▸ **ФРАГМЕНТ ДОКУМЕНТА**
====================

Скрывающееся в данном суждении негативное отношение к религии объясняется тем, что, по мнению А. Невзорова, любые религиозные положения являются дискредитировавшими себя смешными и глупыми сказками, генерирующими «агрессию, дикую злобу людей против людей». Невзоров относит это суждение не только к христианству, но и к иудаизму и исламу с тем различием, что иудаизм в этой последовательности первичен, все же другие религии являются его производными, «не всегда жанрово выдержанными». Следование какой-либо религии возможно, но «при условии тщательного, осознанного и осмысленного выбора в зрелом возрасте». В современном обществе, когда возможности образования позволяют человеческому мышлению быть более систематизированным, значение религии неизбежно падает по причине доступности информации. Он полагает, что религия была возможна в условиях дефицита знаний и информации, когда многие объяснительные модели явлений должны были приниматься на веру.
Конечно, интерпретация религии как дополнения к профессии скрывает достаточно ироничное отношение к любым религиозным убеждениям, а также религиозным институтам. В своей трактовке религии как системы, моделируемой родом занятий или сменой времен года, А. Невзоров, может быть, в утрированном виде описывает современную религиозную ситуацию функционального синкретизма, когда в зависимости от характера проблемы человек обращается либо к религии, как «совокупности символических форм, соотносящих его с предельными целями существования»1, либо к магическим практикам.
Интересно, что аналог подобного смешения полярных по своей идеологической направленности практик можно усмотреть в синкретизме китайских духовных систем, где ни одна из традиционных для Китая религий не занимает доминирующего положения, более того, исповедание одной из религий не исключает участия в обрядах и ритуалах другой религии. Характерной чертой религиозного комплекса «является функциональность - в повседневной религиозности. <...> Разделение между буддистской и даосской формой диктуется практическими
требованиями момента: для свадьбы удобнее конфуцианский обряд, гадать лучше по «И цзину», похороны стоит проводить по буддийским правилам. Отождествление повседневной религиозности с исполнением предписаний какой-либо одной религии, будь то буддизм или даосизм, - явление нечастое»2.
Отрицание А. Невзоровым какой бы то ни было значимости религии в равной степени для человека и общества основывается, прежде всего, на убеждении о недопустимости слияния друг с другом власти и Церкви, где в этом случае оба социальных института теряют свои функциональные характеристики и определяющие их свойства. В какой-то степени с этим мнение согласен следующий участник экспертного опроса.

====================

▸ **ИСХОДНЫЕ ДАННЫЕ**
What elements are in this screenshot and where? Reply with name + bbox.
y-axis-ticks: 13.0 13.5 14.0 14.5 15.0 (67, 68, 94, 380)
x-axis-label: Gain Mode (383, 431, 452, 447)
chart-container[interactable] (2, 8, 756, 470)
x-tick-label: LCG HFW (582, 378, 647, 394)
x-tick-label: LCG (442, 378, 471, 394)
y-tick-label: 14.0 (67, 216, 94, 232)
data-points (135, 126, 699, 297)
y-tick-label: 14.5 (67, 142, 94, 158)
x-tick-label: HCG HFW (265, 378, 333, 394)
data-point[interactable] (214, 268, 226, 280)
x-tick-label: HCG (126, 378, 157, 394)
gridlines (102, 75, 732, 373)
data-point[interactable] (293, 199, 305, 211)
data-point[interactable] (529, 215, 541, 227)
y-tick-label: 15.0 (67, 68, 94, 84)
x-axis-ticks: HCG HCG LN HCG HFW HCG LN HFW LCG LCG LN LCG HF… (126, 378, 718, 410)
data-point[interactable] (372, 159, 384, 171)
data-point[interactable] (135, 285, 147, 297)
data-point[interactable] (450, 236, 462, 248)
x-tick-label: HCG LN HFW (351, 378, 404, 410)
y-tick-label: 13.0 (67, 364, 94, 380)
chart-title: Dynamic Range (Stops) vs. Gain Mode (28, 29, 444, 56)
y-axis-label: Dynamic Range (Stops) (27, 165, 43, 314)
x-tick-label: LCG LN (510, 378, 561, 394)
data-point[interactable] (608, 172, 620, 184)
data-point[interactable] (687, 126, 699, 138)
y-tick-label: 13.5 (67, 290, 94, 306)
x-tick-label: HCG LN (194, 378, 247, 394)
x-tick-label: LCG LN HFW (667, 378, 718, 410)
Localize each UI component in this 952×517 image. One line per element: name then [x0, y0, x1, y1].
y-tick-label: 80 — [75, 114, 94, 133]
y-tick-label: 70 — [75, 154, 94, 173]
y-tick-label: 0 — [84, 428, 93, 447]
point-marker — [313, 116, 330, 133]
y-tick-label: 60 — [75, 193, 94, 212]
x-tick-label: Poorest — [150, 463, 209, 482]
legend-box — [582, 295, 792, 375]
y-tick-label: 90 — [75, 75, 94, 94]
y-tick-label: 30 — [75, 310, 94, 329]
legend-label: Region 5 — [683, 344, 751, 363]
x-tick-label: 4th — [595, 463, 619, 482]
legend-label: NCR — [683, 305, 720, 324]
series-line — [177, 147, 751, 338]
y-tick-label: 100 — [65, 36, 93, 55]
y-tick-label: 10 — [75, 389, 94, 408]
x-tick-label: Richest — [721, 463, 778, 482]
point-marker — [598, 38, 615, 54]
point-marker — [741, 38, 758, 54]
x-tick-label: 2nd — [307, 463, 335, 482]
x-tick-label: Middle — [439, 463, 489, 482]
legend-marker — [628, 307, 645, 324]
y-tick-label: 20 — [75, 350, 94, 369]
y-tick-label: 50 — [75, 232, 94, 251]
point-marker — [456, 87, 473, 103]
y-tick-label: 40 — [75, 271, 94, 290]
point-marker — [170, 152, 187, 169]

====================

▸ **ПОСТАВЛЕННЫЕ ЗАДАНИЯ**
a - Можете переписать из фрагмента о взглядах Невзорова на религию всё, начиная с «Отрицание А. Невзоровым» и вплоть до «участник экспертного опроса.», поменяв «экспертного опроса» на «социологического опроса»?
b - Чем продолжится фрагмент о взглядах Невзорова на религию? Напишите продолжение, которое начинается сразу после его последнего предложения.
Записи взяты из другого, не связанного с фрагментом источника.

▸ **ОТВЕТЫ ПО ПОРЯДКУ**
a -
Отрицание А. Невзоровым какой бы то ни было значимости религии в равной степени для человека и общества основывается, прежде всего, на убеждении о недопустимости слияния друг с другом власти и Церкви, где в этом случае оба социальных института теряют свои функциональные характеристики и определяющие их свойства. В какой-то степени с этим мнение согласен следующий участник социологического опроса.

b -
Не отказывая религии в важной роли гуманизации общества, ее взаимосвязи с ценностями, которые и делают человека именно человеком, М. И. Мильчик считает, что подобная функция религии в качестве основы для принятия решений и нравственного ориентира возможна лишь в том случае, если религия находится не в мире, а во вне его; иначе говоря, над сиюминутными настроениями. Именно такая позиция и позволит религии (более конкретно -Церкви) претендовать на роль нравственной инстанции. Лишь в этом случае Церковь будет иметь право давать оценку действиям как государства, так и отдельных личностей. Сейчас, когда Церковь достаточно тесно срослась с государством и тем самым погрузилась в самую гущу мирского, экономических проблем и интересов, она не может претендовать на роль судии действий и поступков.
Этой позиции близко мнение А. Сокурова, который считает, что сама православная церковь в России является привнесенной системой ценностей, -той системой, которая не была изначально рождена на земле славян. Искусственное культивирование этой системы ценностей, по мнению А. Сокурова -режиссера, и в то же время историка и мыслителя, -диктовалось больше политическими и государст венническими интересами, нежели религиозными. Сложность положения нынешней Православной церкви заключается в том, что один раз русский народ отступил от своей веры, от своей религии. В этом не было случайности, поскольку события после революции совершались людьми, которые, по
1 Белла Р. Религия как символическая модель, формирующая человеческий опыт // Религия и общество: хрестоматия по социологии религии. М., 1996. С. 190.
2 Солонин К.Ю. Оправдание бытия: Заметки о китайской религиозности // Кунсткамера: этнографические тетради. Вып. 12. СПб, 1998. С. 255.
выражению Сокурова, сначала «лбы разбивали в церквях, плакали от умиления, глядя на иконы, потом стали закапывать живьем священников, сбрасывать колокола, уничтожать и памятники культуры церковного происхождения, и людей, которые имели отношение к этому». Основная проблема и тогда, и сейчас заключается в тяготении Церкви к власти, в ее благословении любых действий государства — и политических, и экономических; то, что Сокуров отметил как «дуэт с государственной властью». У Церкви, собственно, может быть только одна задача: «маниакально, постоянно, систематически повторять одно и то же; повторять нравственные заповеди, которые имеют актуальность. Поскольку каждый год в общество приходят новые люди, они ничего этого не знают и ни малейшего представления об этом не имеют. И каждый год люди становятся старше и многие начинают забывать, что это есть».
Интересно отметить, что никто из экспертов, говоря о значимости религии в обществе, не упомянул ни одной из традиционных конфессий, существующих в России, будь то православие, протестантизм, иудаизм, ислам или буддизм.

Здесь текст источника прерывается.